> _DATA FOR THIS TASK_:
-=-=-=-=-

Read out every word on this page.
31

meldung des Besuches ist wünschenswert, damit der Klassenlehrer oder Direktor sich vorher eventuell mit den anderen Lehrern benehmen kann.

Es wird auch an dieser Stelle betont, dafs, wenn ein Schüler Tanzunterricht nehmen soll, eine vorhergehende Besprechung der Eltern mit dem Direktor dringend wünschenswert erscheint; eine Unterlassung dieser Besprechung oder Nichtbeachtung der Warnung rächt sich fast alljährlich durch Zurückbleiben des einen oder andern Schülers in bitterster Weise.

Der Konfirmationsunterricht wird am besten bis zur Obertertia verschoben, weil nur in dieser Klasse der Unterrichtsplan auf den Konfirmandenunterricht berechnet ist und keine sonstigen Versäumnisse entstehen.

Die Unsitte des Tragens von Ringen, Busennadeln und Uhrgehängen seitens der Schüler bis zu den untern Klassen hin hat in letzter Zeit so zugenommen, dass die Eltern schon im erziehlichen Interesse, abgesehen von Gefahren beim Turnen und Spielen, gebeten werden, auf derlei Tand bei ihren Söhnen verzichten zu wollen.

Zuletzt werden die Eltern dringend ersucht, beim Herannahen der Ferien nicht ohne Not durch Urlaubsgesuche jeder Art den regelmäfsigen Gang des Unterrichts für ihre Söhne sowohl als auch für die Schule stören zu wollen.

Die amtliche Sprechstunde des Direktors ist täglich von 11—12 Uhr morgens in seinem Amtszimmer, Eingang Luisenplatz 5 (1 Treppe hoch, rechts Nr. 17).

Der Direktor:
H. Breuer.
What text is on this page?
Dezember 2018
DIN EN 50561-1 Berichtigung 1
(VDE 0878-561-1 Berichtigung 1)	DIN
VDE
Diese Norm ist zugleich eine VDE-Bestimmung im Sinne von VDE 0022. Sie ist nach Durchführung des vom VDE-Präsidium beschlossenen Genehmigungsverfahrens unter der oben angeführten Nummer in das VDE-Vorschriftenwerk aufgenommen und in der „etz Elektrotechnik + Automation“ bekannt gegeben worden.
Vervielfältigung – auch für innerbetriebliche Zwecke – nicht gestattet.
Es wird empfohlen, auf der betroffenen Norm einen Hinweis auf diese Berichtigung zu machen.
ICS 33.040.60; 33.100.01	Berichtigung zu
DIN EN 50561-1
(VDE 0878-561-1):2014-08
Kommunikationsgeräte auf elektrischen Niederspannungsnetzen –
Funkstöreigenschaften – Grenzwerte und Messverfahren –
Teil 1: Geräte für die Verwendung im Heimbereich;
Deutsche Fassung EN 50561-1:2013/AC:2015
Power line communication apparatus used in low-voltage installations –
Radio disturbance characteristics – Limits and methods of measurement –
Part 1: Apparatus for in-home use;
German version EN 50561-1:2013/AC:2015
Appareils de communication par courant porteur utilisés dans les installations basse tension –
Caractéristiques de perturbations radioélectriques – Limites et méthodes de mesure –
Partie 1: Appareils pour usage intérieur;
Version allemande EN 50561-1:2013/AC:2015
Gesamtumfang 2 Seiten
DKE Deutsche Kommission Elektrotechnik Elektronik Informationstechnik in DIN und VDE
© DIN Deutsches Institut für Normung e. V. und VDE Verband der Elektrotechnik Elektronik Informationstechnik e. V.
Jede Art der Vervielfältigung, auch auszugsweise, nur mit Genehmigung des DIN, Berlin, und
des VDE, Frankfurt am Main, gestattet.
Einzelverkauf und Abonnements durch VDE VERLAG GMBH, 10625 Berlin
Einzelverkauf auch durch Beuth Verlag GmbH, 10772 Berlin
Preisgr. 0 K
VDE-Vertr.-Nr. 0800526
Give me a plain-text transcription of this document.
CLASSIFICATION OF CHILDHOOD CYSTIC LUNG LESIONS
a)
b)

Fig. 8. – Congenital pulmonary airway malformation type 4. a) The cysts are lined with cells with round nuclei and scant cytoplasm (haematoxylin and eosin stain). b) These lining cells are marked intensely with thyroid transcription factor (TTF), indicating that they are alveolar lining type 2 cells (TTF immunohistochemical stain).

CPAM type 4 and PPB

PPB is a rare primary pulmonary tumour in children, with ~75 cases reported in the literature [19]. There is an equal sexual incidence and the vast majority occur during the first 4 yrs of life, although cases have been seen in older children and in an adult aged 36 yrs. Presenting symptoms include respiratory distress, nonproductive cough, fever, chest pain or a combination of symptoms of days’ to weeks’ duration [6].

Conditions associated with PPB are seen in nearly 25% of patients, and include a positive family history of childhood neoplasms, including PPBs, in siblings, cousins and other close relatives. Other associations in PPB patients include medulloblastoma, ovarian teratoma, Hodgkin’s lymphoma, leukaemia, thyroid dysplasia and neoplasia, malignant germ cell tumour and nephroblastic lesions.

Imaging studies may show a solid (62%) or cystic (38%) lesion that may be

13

-=-=-=-=-

> _ACTIVITY_:
Of the lines above, show those in which "Appareils" appears.

> _RESPONSE AREA_:
Appareils de communication par courant porteur utilisés dans les installations basse tension –
Partie 1: Appareils pour usage intérieur;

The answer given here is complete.